"""

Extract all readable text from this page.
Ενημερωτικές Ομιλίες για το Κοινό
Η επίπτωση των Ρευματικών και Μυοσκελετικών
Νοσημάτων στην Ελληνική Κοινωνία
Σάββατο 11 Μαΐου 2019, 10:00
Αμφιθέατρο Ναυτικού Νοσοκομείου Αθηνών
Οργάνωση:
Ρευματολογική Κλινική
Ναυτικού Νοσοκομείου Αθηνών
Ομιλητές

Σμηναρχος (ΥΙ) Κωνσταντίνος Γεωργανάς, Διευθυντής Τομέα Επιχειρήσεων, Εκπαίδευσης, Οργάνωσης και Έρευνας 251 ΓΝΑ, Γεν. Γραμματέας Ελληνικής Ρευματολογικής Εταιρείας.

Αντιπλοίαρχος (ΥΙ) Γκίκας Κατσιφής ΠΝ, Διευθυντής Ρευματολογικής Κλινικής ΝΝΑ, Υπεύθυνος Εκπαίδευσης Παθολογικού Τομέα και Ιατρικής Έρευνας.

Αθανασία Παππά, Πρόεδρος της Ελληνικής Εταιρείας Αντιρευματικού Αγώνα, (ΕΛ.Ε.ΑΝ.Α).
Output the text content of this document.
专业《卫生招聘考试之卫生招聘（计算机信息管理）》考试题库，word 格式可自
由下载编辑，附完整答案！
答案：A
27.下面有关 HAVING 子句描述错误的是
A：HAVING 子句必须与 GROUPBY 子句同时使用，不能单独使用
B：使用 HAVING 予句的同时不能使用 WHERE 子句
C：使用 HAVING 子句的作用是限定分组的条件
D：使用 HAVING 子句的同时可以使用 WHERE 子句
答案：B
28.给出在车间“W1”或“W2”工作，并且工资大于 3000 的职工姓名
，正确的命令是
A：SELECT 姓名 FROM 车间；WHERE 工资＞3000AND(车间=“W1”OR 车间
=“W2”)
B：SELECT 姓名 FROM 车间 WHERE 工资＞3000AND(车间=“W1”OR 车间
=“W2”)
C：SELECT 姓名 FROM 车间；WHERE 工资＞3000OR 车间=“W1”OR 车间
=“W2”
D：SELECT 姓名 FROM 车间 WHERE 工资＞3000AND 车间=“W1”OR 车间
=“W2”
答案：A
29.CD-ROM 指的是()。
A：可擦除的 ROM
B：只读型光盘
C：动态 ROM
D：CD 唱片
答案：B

"""

*Requirements*.
All of the entries need to be reproduced exactly; please write them out.

*Answer for the task*.
Extract all readable text from this page.
Ενημερωτικές Ομιλίες για το Κοινό
Η επίπτωση των Ρευματικών και Μυοσκελετικών
Νοσημάτων στην Ελληνική Κοινωνία
Σάββατο 11 Μαΐου 2019, 10:00
Αμφιθέατρο Ναυτικού Νοσοκομείου Αθηνών
Οργάνωση:
Ρευματολογική Κλινική
Ναυτικού Νοσοκομείου Αθηνών
Ομιλητές

Σμηναρχος (ΥΙ) Κωνσταντίνος Γεωργανάς, Διευθυντής Τομέα Επιχειρήσεων, Εκπαίδευσης, Οργάνωσης και Έρευνας 251 ΓΝΑ, Γεν. Γραμματέας Ελληνικής Ρευματολογικής Εταιρείας.

Αντιπλοίαρχος (ΥΙ) Γκίκας Κατσιφής ΠΝ, Διευθυντής Ρευματολογικής Κλινικής ΝΝΑ, Υπεύθυνος Εκπαίδευσης Παθολογικού Τομέα και Ιατρικής Έρευνας.

Αθανασία Παππά, Πρόεδρος της Ελληνικής Εταιρείας Αντιρευματικού Αγώνα, (ΕΛ.Ε.ΑΝ.Α).
Output the text content of this document.
专业《卫生招聘考试之卫生招聘（计算机信息管理）》考试题库，word 格式可自
由下载编辑，附完整答案！
答案：A
27.下面有关 HAVING 子句描述错误的是
A：HAVING 子句必须与 GROUPBY 子句同时使用，不能单独使用
B：使用 HAVING 予句的同时不能使用 WHERE 子句
C：使用 HAVING 子句的作用是限定分组的条件
D：使用 HAVING 子句的同时可以使用 WHERE 子句
答案：B
28.给出在车间“W1”或“W2”工作，并且工资大于 3000 的职工姓名
，正确的命令是
A：SELECT 姓名 FROM 车间；WHERE 工资＞3000AND(车间=“W1”OR 车间
=“W2”)
B：SELECT 姓名 FROM 车间 WHERE 工资＞3000AND(车间=“W1”OR 车间
=“W2”)
C：SELECT 姓名 FROM 车间；WHERE 工资＞3000OR 车间=“W1”OR 车间
=“W2”
D：SELECT 姓名 FROM 车间 WHERE 工资＞3000AND 车间=“W1”OR 车间
=“W2”
答案：A
29.CD-ROM 指的是()。
A：可擦除的 ROM
B：只读型光盘
C：动态 ROM
D：CD 唱片
答案：B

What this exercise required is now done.